══ DATA SUPPLIED
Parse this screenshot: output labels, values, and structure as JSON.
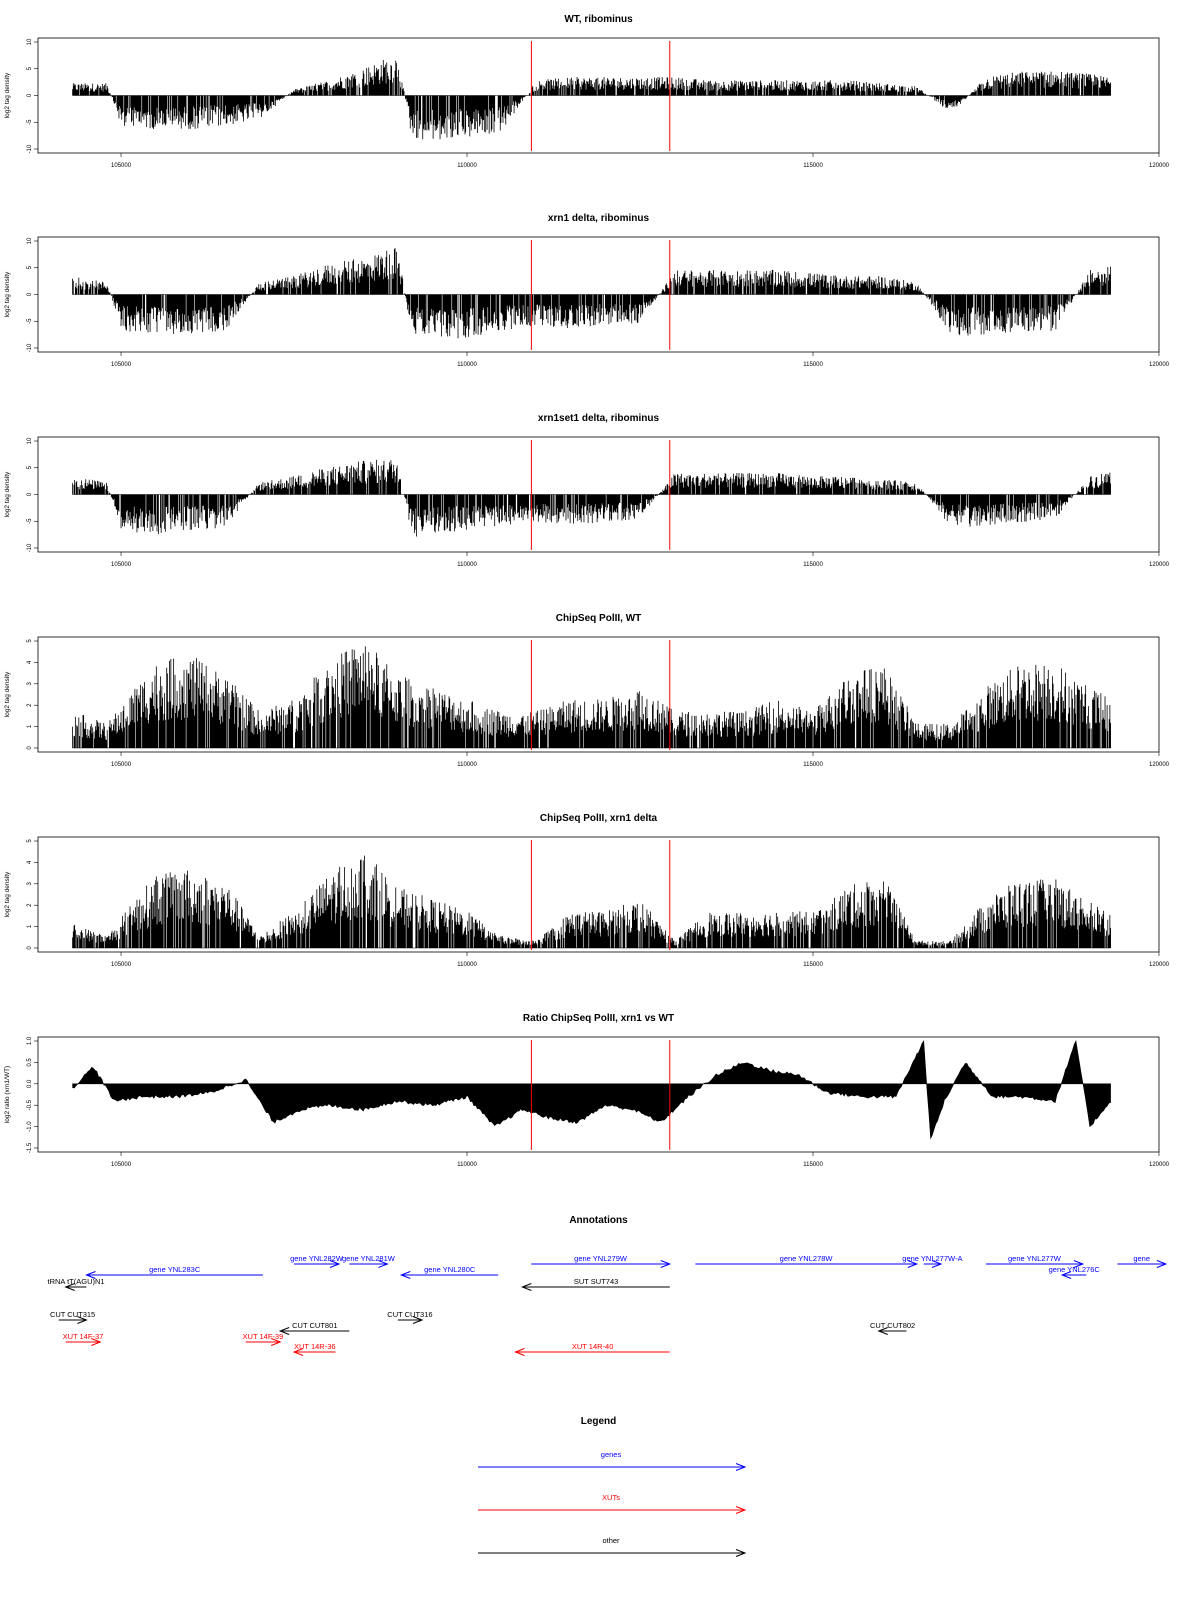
{
  "colors": {
    "gene": "#0000ff",
    "xut": "#ff0000",
    "other": "#000000",
    "marker": "#ff0000",
    "bars": "#000000"
  },
  "x_axis": {
    "range": [
      103800,
      120000
    ],
    "ticks": [
      "105000",
      "110000",
      "115000",
      "120000"
    ]
  },
  "markers": [
    110930,
    112930
  ],
  "chart_data": [
    {
      "type": "bar",
      "title": "WT, ribominus",
      "ylabel": "log2 tag density",
      "ylim": [
        -10,
        10
      ],
      "yticks": [
        "10",
        "5",
        "0",
        "-5",
        "-10"
      ],
      "x": [
        104300,
        104800,
        105000,
        105500,
        106000,
        106500,
        107000,
        107500,
        108000,
        108500,
        109000,
        109200,
        109500,
        110000,
        110500,
        111000,
        111500,
        112000,
        112500,
        113000,
        113500,
        114000,
        114500,
        115000,
        115500,
        116000,
        116500,
        117000,
        117500,
        118000,
        118500,
        119000,
        119300
      ],
      "values": [
        2,
        2,
        -5,
        -5.5,
        -5.5,
        -5,
        -4,
        1,
        2.5,
        4.5,
        7,
        -7,
        -7.5,
        -7,
        -6,
        2.5,
        3,
        3,
        3,
        3,
        2.5,
        2.5,
        2.5,
        2.5,
        2.5,
        2,
        1.5,
        -3,
        3,
        4,
        4,
        3.5,
        3
      ]
    },
    {
      "type": "bar",
      "title": "xrn1 delta, ribominus",
      "ylabel": "log2 tag density",
      "ylim": [
        -10,
        10
      ],
      "yticks": [
        "10",
        "5",
        "0",
        "-5",
        "-10"
      ],
      "x": [
        104300,
        104800,
        105000,
        105500,
        106000,
        106500,
        107000,
        107500,
        108000,
        108500,
        109000,
        109200,
        109500,
        110000,
        110500,
        111000,
        111500,
        112000,
        112500,
        113000,
        113500,
        114000,
        114500,
        115000,
        115500,
        116000,
        116500,
        117000,
        117500,
        118000,
        118500,
        119000,
        119300
      ],
      "values": [
        3,
        2,
        -6,
        -6.5,
        -6.5,
        -6,
        2,
        3,
        5,
        6,
        8,
        -7,
        -7.5,
        -7,
        -6,
        -5,
        -5.5,
        -5,
        -5,
        4,
        4,
        4,
        4,
        3.5,
        3,
        3,
        2,
        -7,
        -6.5,
        -6,
        -6,
        4,
        5
      ]
    },
    {
      "type": "bar",
      "title": "xrn1set1 delta, ribominus",
      "ylabel": "log2 tag density",
      "ylim": [
        -10,
        10
      ],
      "yticks": [
        "10",
        "5",
        "0",
        "-5",
        "-10"
      ],
      "x": [
        104300,
        104800,
        105000,
        105500,
        106000,
        106500,
        107000,
        107500,
        108000,
        108500,
        109000,
        109200,
        109500,
        110000,
        110500,
        111000,
        111500,
        112000,
        112500,
        113000,
        113500,
        114000,
        114500,
        115000,
        115500,
        116000,
        116500,
        117000,
        117500,
        118000,
        118500,
        119000,
        119300
      ],
      "values": [
        3,
        2,
        -6,
        -6.5,
        -6,
        -5.5,
        2,
        3,
        4.5,
        5.5,
        6,
        -7,
        -6.5,
        -6,
        -5,
        -4.5,
        -5,
        -4.5,
        -4,
        3.5,
        3.5,
        3.5,
        3.5,
        3,
        3,
        2.5,
        2,
        -5.5,
        -5,
        -4.5,
        -4,
        3,
        4
      ]
    },
    {
      "type": "bar",
      "title": "ChipSeq PolII, WT",
      "ylabel": "log2 tag density",
      "ylim": [
        0,
        5
      ],
      "yticks": [
        "5",
        "4",
        "3",
        "2",
        "1",
        "0"
      ],
      "x": [
        104300,
        104800,
        105200,
        105500,
        106000,
        106500,
        107000,
        107500,
        108000,
        108500,
        109000,
        109500,
        110000,
        110500,
        111000,
        111500,
        112000,
        112500,
        113000,
        113500,
        114000,
        114500,
        115000,
        115500,
        116000,
        116500,
        117000,
        117500,
        118000,
        118500,
        119000,
        119300
      ],
      "values": [
        1.5,
        1,
        2.5,
        3.5,
        3.8,
        3,
        1.5,
        2,
        3.5,
        4.5,
        3,
        2.5,
        2,
        1.5,
        1.5,
        2,
        2,
        2.5,
        1.5,
        1.5,
        1.5,
        2,
        1.5,
        3,
        3.5,
        1,
        1,
        2.5,
        3.5,
        3.5,
        2.5,
        2
      ]
    },
    {
      "type": "bar",
      "title": "ChipSeq PolII, xrn1 delta",
      "ylabel": "log2 tag density",
      "ylim": [
        0,
        5
      ],
      "yticks": [
        "5",
        "4",
        "3",
        "2",
        "1",
        "0"
      ],
      "x": [
        104300,
        104800,
        105200,
        105500,
        106000,
        106500,
        107000,
        107500,
        108000,
        108500,
        109000,
        109500,
        110000,
        110500,
        111000,
        111500,
        112000,
        112500,
        113000,
        113500,
        114000,
        114500,
        115000,
        115500,
        116000,
        116500,
        117000,
        117500,
        118000,
        118500,
        119000,
        119300
      ],
      "values": [
        1,
        0.5,
        2,
        3,
        3.2,
        2.8,
        0.5,
        1.5,
        3,
        4,
        2.5,
        2,
        1.5,
        0.5,
        0.3,
        1.5,
        1.5,
        2,
        0.3,
        1.5,
        1.5,
        1.5,
        1.5,
        2.5,
        3,
        0.3,
        0.3,
        2,
        2.8,
        2.8,
        2,
        1.5
      ]
    },
    {
      "type": "area",
      "title": "Ratio ChipSeq PolII, xrn1 vs WT",
      "ylabel": "log2 ratio (xrn1/WT)",
      "ylim": [
        -1.5,
        1.0
      ],
      "yticks": [
        "1.0",
        "0.5",
        "0.0",
        "-0.5",
        "-1.0",
        "-1.5"
      ],
      "x": [
        104300,
        104600,
        104900,
        105300,
        105800,
        106300,
        106800,
        107200,
        107600,
        108000,
        108500,
        109000,
        109500,
        110000,
        110400,
        110800,
        111200,
        111600,
        112000,
        112400,
        112800,
        113200,
        113600,
        114000,
        114400,
        114800,
        115200,
        115700,
        116200,
        116600,
        116700,
        116900,
        117200,
        117600,
        118000,
        118500,
        118800,
        119000,
        119300
      ],
      "values": [
        -0.1,
        0.4,
        -0.4,
        -0.3,
        -0.3,
        -0.2,
        0.1,
        -0.9,
        -0.6,
        -0.5,
        -0.6,
        -0.4,
        -0.5,
        -0.3,
        -1.0,
        -0.6,
        -0.8,
        -0.9,
        -0.5,
        -0.6,
        -0.9,
        -0.3,
        0.2,
        0.5,
        0.3,
        0.2,
        -0.2,
        -0.3,
        -0.3,
        1.0,
        -1.3,
        -0.4,
        0.5,
        -0.3,
        -0.3,
        -0.4,
        1.0,
        -1.0,
        -0.4
      ]
    }
  ],
  "annotations": {
    "title": "Annotations",
    "items": [
      {
        "label": "gene YNL283C",
        "class": "gene",
        "start": 104500,
        "end": 107050,
        "dir": "left",
        "row": 1
      },
      {
        "label": "tRNA tT(AGU)N1",
        "class": "other",
        "start": 104200,
        "end": 104500,
        "dir": "left",
        "row": 2
      },
      {
        "label": "gene YNL282W",
        "class": "gene",
        "start": 107500,
        "end": 108150,
        "dir": "right",
        "row": 0
      },
      {
        "label": "gene YNL281W",
        "class": "gene",
        "start": 108300,
        "end": 108850,
        "dir": "right",
        "row": 0
      },
      {
        "label": "gene YNL280C",
        "class": "gene",
        "start": 109050,
        "end": 110450,
        "dir": "left",
        "row": 1
      },
      {
        "label": "gene YNL279W",
        "class": "gene",
        "start": 110930,
        "end": 112930,
        "dir": "right",
        "row": 0
      },
      {
        "label": "gene YNL278W",
        "class": "gene",
        "start": 113300,
        "end": 116500,
        "dir": "right",
        "row": 0
      },
      {
        "label": "gene YNL277W-A",
        "class": "gene",
        "start": 116600,
        "end": 116850,
        "dir": "right",
        "row": 0
      },
      {
        "label": "gene YNL277W",
        "class": "gene",
        "start": 117500,
        "end": 118900,
        "dir": "right",
        "row": 0
      },
      {
        "label": "gene YNL276C",
        "class": "gene",
        "start": 118600,
        "end": 118950,
        "dir": "left",
        "row": 1
      },
      {
        "label": "gene",
        "class": "gene",
        "start": 119400,
        "end": 120100,
        "dir": "right",
        "row": 0
      },
      {
        "label": "CUT CUT315",
        "class": "other",
        "start": 104100,
        "end": 104500,
        "dir": "right",
        "row": 3
      },
      {
        "label": "CUT CUT801",
        "class": "other",
        "start": 107300,
        "end": 108300,
        "dir": "left",
        "row": 4
      },
      {
        "label": "CUT CUT316",
        "class": "other",
        "start": 109000,
        "end": 109350,
        "dir": "right",
        "row": 3
      },
      {
        "label": "SUT SUT743",
        "class": "other",
        "start": 110800,
        "end": 112930,
        "dir": "left",
        "row": 2
      },
      {
        "label": "CUT CUT802",
        "class": "other",
        "start": 115950,
        "end": 116350,
        "dir": "left",
        "row": 4
      },
      {
        "label": "XUT 14F-37",
        "class": "xut",
        "start": 104200,
        "end": 104700,
        "dir": "right",
        "row": 5
      },
      {
        "label": "XUT 14F-39",
        "class": "xut",
        "start": 106800,
        "end": 107300,
        "dir": "right",
        "row": 5
      },
      {
        "label": "XUT 14R-36",
        "class": "xut",
        "start": 107500,
        "end": 108100,
        "dir": "left",
        "row": 6
      },
      {
        "label": "XUT 14R-40",
        "class": "xut",
        "start": 110700,
        "end": 112930,
        "dir": "left",
        "row": 6
      }
    ]
  },
  "legend": {
    "title": "Legend",
    "entries": [
      {
        "label": "genes",
        "class": "gene"
      },
      {
        "label": "XUTs",
        "class": "xut"
      },
      {
        "label": "other",
        "class": "other"
      }
    ]
  }
}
════
WHAT IS EXPECTED>
Pull out all lines of the data with the string "ribominus".

ANSWER>
      "title": "WT, ribominus",
      "title": "xrn1 delta, ribominus",
      "title": "xrn1set1 delta, ribominus",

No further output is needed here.